▶ What to produce: List every court that the case summary below names.

▶ Excerpted passage:
Philippine Rabbit Bus Lines, Inc. v. Arciaga
REITERATIONFacts
1. The Antecedents: Taurino Singson, a paying passenger of Philippine Rabbit Bus Lines, Inc., sustained serious injuries when the bus he was on crashed into an acacia tree. Singson filed a complaint for contractual tort, to which the bus company raised the defense of fortuitous event. The case experienced numerous postponements, and was eventually dismissed by the lower court due to the plaintiff's non-appearance at a scheduled trial. 2. Procedural History: Following the dismissal of his case, Singson's counsel filed a Petition for Relief 61 days after receiving notice of the dismissal, which was one day beyond the prescribed 60-day period. The lower court granted this petition, allowing Singson his day in court, and subsequently denied Philippine Rabbit's motion for reconsideration. Philippine Rabbit then filed a petition for certiorari and mandamus with preliminary injunction with the Court of Appeals, which was dismissed for insufficient allegations. This dismissal was also denied reconsideration by the Court of Appeals. 3. The Petition: Philippine Rabbit Bus Lines, Inc. filed a petition for review on certiorari with the Supreme Court, arguing that the Court of Appeals erred in not holding the 60-day period for a Petition for Relief as mandatory and non-extendible, in applying the rule of equity, and in holding that certiorari did not lie. The petitioner contended that Singson's Petition for Relief was filed late, and that equity cannot override express legal provisions, particularly when the period for such relief has lapsed.

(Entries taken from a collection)
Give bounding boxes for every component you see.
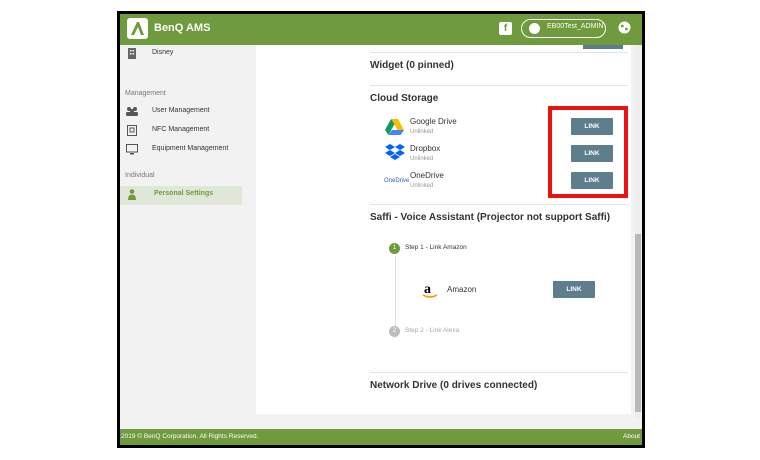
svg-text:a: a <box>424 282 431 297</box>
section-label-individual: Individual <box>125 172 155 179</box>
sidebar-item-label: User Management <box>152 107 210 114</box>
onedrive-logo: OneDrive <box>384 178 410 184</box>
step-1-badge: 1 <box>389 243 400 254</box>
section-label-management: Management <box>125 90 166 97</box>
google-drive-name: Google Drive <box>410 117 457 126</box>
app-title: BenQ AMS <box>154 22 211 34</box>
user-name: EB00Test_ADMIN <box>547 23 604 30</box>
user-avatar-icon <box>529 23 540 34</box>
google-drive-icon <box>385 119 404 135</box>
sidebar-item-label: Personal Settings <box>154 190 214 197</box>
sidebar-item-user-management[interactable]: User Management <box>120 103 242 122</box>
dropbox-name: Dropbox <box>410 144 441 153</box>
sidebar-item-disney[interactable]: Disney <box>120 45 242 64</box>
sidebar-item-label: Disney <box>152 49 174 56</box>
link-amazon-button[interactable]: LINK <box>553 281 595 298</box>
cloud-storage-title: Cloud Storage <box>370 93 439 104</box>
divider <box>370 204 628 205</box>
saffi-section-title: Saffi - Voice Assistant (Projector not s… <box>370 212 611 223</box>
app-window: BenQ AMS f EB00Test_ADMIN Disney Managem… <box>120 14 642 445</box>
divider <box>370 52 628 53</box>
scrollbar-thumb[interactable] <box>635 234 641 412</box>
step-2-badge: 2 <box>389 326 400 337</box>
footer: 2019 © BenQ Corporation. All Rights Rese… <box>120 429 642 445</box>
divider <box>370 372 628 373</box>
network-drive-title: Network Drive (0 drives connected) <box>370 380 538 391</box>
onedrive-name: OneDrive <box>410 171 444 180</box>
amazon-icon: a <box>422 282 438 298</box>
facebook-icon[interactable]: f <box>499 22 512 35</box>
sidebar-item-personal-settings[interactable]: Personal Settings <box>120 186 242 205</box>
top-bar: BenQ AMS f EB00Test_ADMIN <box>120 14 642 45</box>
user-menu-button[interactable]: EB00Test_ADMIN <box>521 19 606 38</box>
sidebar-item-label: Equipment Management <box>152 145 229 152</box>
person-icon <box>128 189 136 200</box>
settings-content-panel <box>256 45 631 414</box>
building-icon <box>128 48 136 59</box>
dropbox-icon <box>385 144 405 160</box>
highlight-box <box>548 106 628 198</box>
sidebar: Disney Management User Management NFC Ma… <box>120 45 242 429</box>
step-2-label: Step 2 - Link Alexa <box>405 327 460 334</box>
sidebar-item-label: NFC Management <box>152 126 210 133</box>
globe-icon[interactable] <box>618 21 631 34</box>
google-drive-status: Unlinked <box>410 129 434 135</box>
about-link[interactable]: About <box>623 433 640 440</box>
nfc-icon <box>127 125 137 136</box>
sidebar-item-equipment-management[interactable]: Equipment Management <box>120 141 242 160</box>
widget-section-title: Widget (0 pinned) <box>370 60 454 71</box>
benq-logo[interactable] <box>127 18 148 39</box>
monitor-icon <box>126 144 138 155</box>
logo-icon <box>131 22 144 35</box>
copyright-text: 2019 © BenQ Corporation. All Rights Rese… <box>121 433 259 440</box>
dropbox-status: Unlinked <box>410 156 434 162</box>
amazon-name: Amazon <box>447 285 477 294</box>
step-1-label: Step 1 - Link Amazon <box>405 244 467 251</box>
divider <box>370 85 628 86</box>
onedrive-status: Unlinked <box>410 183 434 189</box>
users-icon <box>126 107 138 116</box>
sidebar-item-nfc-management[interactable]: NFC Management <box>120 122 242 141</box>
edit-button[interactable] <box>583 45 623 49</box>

---

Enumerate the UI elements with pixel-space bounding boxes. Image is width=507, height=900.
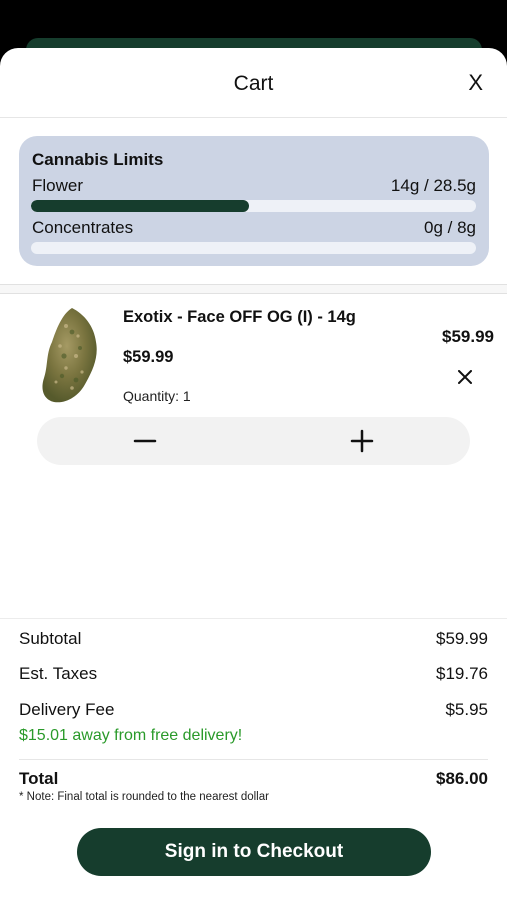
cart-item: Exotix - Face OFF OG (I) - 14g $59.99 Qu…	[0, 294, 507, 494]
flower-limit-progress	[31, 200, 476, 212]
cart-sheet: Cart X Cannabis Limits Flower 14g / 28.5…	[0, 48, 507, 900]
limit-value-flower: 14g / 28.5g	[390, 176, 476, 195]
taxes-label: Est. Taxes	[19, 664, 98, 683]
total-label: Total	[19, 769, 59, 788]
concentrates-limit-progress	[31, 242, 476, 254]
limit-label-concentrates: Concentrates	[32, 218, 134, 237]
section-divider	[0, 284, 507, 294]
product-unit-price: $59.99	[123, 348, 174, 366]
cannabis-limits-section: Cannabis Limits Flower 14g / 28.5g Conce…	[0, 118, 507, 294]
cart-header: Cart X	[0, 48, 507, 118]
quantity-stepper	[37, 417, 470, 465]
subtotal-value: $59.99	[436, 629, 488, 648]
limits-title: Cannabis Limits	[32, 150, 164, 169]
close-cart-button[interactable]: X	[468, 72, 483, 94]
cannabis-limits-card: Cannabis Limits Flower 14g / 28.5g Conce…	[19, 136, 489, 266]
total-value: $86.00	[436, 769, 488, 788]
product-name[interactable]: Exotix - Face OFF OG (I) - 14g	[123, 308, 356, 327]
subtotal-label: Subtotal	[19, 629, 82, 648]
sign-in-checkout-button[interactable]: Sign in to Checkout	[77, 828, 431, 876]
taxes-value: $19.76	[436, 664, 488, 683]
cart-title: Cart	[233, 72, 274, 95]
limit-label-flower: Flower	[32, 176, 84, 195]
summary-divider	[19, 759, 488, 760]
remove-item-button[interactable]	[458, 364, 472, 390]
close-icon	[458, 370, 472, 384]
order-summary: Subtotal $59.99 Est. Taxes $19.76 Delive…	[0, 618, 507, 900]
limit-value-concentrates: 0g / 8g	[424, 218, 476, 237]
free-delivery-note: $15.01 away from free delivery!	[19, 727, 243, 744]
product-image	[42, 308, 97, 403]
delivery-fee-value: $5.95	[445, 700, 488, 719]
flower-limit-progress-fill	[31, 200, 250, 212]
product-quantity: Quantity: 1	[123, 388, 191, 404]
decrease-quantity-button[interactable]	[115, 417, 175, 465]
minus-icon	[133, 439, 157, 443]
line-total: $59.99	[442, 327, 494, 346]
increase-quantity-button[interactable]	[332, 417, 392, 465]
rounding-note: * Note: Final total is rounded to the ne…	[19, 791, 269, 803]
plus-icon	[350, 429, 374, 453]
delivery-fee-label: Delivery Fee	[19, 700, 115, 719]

▶ Response below:
- The lower court
- The Court of Appeals
- The Supreme Court